▶ Records shown
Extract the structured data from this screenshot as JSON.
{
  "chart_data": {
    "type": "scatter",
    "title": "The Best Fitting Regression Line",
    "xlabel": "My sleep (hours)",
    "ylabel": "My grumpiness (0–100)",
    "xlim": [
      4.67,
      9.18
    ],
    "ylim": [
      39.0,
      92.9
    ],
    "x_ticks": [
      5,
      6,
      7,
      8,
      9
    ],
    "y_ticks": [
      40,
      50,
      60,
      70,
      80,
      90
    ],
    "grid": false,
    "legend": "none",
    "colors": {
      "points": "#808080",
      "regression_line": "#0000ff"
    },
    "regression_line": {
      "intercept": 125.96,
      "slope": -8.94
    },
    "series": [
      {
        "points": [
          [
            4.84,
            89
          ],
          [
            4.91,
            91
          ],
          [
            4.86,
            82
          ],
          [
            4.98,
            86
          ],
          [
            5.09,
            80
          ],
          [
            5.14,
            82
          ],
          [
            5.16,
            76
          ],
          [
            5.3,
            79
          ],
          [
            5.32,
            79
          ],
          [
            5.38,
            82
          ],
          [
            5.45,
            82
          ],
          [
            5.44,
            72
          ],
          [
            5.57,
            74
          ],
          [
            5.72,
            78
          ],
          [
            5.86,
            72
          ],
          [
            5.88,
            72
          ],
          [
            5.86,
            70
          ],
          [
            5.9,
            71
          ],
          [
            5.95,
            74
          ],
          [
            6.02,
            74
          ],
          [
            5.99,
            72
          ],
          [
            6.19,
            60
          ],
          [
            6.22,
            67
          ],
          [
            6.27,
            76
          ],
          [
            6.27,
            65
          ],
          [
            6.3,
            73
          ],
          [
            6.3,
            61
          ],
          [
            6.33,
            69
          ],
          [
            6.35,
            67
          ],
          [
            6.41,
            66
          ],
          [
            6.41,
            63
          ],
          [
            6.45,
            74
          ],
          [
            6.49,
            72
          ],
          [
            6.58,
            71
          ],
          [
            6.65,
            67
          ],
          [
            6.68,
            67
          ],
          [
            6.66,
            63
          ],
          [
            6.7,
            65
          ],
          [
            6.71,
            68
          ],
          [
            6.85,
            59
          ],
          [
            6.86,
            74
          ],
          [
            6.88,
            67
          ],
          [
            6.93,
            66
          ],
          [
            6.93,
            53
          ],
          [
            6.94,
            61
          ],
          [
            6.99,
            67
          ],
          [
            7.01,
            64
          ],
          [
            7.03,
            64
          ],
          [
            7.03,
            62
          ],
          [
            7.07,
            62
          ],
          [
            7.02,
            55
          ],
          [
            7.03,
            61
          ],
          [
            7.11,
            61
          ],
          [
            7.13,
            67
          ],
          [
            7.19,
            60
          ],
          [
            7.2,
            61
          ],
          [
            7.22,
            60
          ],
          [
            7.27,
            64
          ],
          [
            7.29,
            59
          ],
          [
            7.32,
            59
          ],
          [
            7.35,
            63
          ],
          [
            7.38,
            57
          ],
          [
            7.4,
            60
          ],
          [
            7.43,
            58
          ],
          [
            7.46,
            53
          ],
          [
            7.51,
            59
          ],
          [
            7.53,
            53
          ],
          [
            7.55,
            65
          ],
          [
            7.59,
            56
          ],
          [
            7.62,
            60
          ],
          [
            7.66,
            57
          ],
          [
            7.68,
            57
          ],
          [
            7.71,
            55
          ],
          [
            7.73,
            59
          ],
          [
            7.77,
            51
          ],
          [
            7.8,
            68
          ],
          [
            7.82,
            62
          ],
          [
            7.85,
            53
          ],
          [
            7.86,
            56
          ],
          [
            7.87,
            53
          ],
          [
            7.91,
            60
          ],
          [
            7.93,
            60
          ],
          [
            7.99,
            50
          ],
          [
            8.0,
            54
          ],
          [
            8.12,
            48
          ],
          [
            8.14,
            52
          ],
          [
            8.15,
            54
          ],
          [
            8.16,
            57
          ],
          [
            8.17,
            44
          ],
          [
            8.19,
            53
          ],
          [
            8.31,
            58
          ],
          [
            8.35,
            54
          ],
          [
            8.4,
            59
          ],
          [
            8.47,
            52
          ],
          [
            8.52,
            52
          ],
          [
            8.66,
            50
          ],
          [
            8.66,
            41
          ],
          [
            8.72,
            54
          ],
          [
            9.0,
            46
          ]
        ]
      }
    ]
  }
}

▶ Direction
Using the data above, return each line exactly as written.

▶ Exercise output
Extract the structured data from this screenshot as JSON.
{
  "chart_data": {
    "type": "scatter",
    "title": "The Best Fitting Regression Line",
    "xlabel": "My sleep (hours)",
    "ylabel": "My grumpiness (0–100)",
    "xlim": [
      4.67,
      9.18
    ],
    "ylim": [
      39.0,
      92.9
    ],
    "x_ticks": [
      5,
      6,
      7,
      8,
      9
    ],
    "y_ticks": [
      40,
      50,
      60,
      70,
      80,
      90
    ],
    "grid": false,
    "legend": "none",
    "colors": {
      "points": "#808080",
      "regression_line": "#0000ff"
    },
    "regression_line": {
      "intercept": 125.96,
      "slope": -8.94
    },
    "series": [
      {
        "points": [
          [
            4.84,
            89
          ],
          [
            4.91,
            91
          ],
          [
            4.86,
            82
          ],
          [
            4.98,
            86
          ],
          [
            5.09,
            80
          ],
          [
            5.14,
            82
          ],
          [
            5.16,
            76
          ],
          [
            5.3,
            79
          ],
          [
            5.32,
            79
          ],
          [
            5.38,
            82
          ],
          [
            5.45,
            82
          ],
          [
            5.44,
            72
          ],
          [
            5.57,
            74
          ],
          [
            5.72,
            78
          ],
          [
            5.86,
            72
          ],
          [
            5.88,
            72
          ],
          [
            5.86,
            70
          ],
          [
            5.9,
            71
          ],
          [
            5.95,
            74
          ],
          [
            6.02,
            74
          ],
          [
            5.99,
            72
          ],
          [
            6.19,
            60
          ],
          [
            6.22,
            67
          ],
          [
            6.27,
            76
          ],
          [
            6.27,
            65
          ],
          [
            6.3,
            73
          ],
          [
            6.3,
            61
          ],
          [
            6.33,
            69
          ],
          [
            6.35,
            67
          ],
          [
            6.41,
            66
          ],
          [
            6.41,
            63
          ],
          [
            6.45,
            74
          ],
          [
            6.49,
            72
          ],
          [
            6.58,
            71
          ],
          [
            6.65,
            67
          ],
          [
            6.68,
            67
          ],
          [
            6.66,
            63
          ],
          [
            6.7,
            65
          ],
          [
            6.71,
            68
          ],
          [
            6.85,
            59
          ],
          [
            6.86,
            74
          ],
          [
            6.88,
            67
          ],
          [
            6.93,
            66
          ],
          [
            6.93,
            53
          ],
          [
            6.94,
            61
          ],
          [
            6.99,
            67
          ],
          [
            7.01,
            64
          ],
          [
            7.03,
            64
          ],
          [
            7.03,
            62
          ],
          [
            7.07,
            62
          ],
          [
            7.02,
            55
          ],
          [
            7.03,
            61
          ],
          [
            7.11,
            61
          ],
          [
            7.13,
            67
          ],
          [
            7.19,
            60
          ],
          [
            7.2,
            61
          ],
          [
            7.22,
            60
          ],
          [
            7.27,
            64
          ],
          [
            7.29,
            59
          ],
          [
            7.32,
            59
          ],
          [
            7.35,
            63
          ],
          [
            7.38,
            57
          ],
          [
            7.4,
            60
          ],
          [
            7.43,
            58
          ],
          [
            7.46,
            53
          ],
          [
            7.51,
            59
          ],
          [
            7.53,
            53
          ],
          [
            7.55,
            65
          ],
          [
            7.59,
            56
          ],
          [
            7.62,
            60
          ],
          [
            7.66,
            57
          ],
          [
            7.68,
            57
          ],
          [
            7.71,
            55
          ],
          [
            7.73,
            59
          ],
          [
            7.77,
            51
          ],
          [
            7.8,
            68
          ],
          [
            7.82,
            62
          ],
          [
            7.85,
            53
          ],
          [
            7.86,
            56
          ],
          [
            7.87,
            53
          ],
          [
            7.91,
            60
          ],
          [
            7.93,
            60
          ],
          [
            7.99,
            50
          ],
          [
            8.0,
            54
          ],
          [
            8.12,
            48
          ],
          [
            8.14,
            52
          ],
          [
            8.15,
            54
          ],
          [
            8.16,
            57
          ],
          [
            8.17,
            44
          ],
          [
            8.19,
            53
          ],
          [
            8.31,
            58
          ],
          [
            8.35,
            54
          ],
          [
            8.4,
            59
          ],
          [
            8.47,
            52
          ],
          [
            8.52,
            52
          ],
          [
            8.66,
            50
          ],
          [
            8.66,
            41
          ],
          [
            8.72,
            54
          ],
          [
            9.0,
            46
          ]
        ]
      }
    ]
  }
}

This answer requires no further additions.